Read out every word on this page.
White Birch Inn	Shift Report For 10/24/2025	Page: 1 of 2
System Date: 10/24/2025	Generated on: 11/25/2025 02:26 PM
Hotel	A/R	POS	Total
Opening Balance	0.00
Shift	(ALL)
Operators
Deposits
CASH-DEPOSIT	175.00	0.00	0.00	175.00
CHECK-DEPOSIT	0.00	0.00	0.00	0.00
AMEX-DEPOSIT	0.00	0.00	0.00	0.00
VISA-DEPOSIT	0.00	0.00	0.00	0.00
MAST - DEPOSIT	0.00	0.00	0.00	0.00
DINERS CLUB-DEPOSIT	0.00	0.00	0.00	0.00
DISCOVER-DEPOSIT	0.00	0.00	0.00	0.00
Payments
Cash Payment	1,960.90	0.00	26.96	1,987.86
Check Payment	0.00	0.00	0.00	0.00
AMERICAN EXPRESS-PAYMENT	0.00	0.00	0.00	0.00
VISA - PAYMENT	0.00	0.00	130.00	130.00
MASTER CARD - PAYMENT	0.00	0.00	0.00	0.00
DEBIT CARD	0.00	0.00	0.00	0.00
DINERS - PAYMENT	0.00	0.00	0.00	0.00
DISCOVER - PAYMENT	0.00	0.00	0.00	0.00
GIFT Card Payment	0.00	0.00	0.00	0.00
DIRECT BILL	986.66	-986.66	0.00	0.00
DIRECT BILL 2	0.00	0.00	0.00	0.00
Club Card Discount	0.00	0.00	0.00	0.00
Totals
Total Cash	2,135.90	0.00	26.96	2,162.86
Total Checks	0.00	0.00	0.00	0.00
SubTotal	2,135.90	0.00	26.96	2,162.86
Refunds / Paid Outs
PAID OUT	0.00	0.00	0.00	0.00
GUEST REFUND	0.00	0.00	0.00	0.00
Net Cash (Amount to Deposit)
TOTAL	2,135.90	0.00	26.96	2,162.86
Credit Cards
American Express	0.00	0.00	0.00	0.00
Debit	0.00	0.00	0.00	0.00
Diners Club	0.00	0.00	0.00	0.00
--------------------------------------------------
SHORT EXERCISE:
Above are the records; retype every one exactly.

CORRECT OUTPUT:
Read out every word on this page.
White Birch Inn	Shift Report For 10/24/2025	Page: 1 of 2
System Date: 10/24/2025	Generated on: 11/25/2025 02:26 PM
Hotel	A/R	POS	Total
Opening Balance	0.00
Shift	(ALL)
Operators
Deposits
CASH-DEPOSIT	175.00	0.00	0.00	175.00
CHECK-DEPOSIT	0.00	0.00	0.00	0.00
AMEX-DEPOSIT	0.00	0.00	0.00	0.00
VISA-DEPOSIT	0.00	0.00	0.00	0.00
MAST - DEPOSIT	0.00	0.00	0.00	0.00
DINERS CLUB-DEPOSIT	0.00	0.00	0.00	0.00
DISCOVER-DEPOSIT	0.00	0.00	0.00	0.00
Payments
Cash Payment	1,960.90	0.00	26.96	1,987.86
Check Payment	0.00	0.00	0.00	0.00
AMERICAN EXPRESS-PAYMENT	0.00	0.00	0.00	0.00
VISA - PAYMENT	0.00	0.00	130.00	130.00
MASTER CARD - PAYMENT	0.00	0.00	0.00	0.00
DEBIT CARD	0.00	0.00	0.00	0.00
DINERS - PAYMENT	0.00	0.00	0.00	0.00
DISCOVER - PAYMENT	0.00	0.00	0.00	0.00
GIFT Card Payment	0.00	0.00	0.00	0.00
DIRECT BILL	986.66	-986.66	0.00	0.00
DIRECT BILL 2	0.00	0.00	0.00	0.00
Club Card Discount	0.00	0.00	0.00	0.00
Totals
Total Cash	2,135.90	0.00	26.96	2,162.86
Total Checks	0.00	0.00	0.00	0.00
SubTotal	2,135.90	0.00	26.96	2,162.86
Refunds / Paid Outs
PAID OUT	0.00	0.00	0.00	0.00
GUEST REFUND	0.00	0.00	0.00	0.00
Net Cash (Amount to Deposit)
TOTAL	2,135.90	0.00	26.96	2,162.86
Credit Cards
American Express	0.00	0.00	0.00	0.00
Debit	0.00	0.00	0.00	0.00
Diners Club	0.00	0.00	0.00	0.00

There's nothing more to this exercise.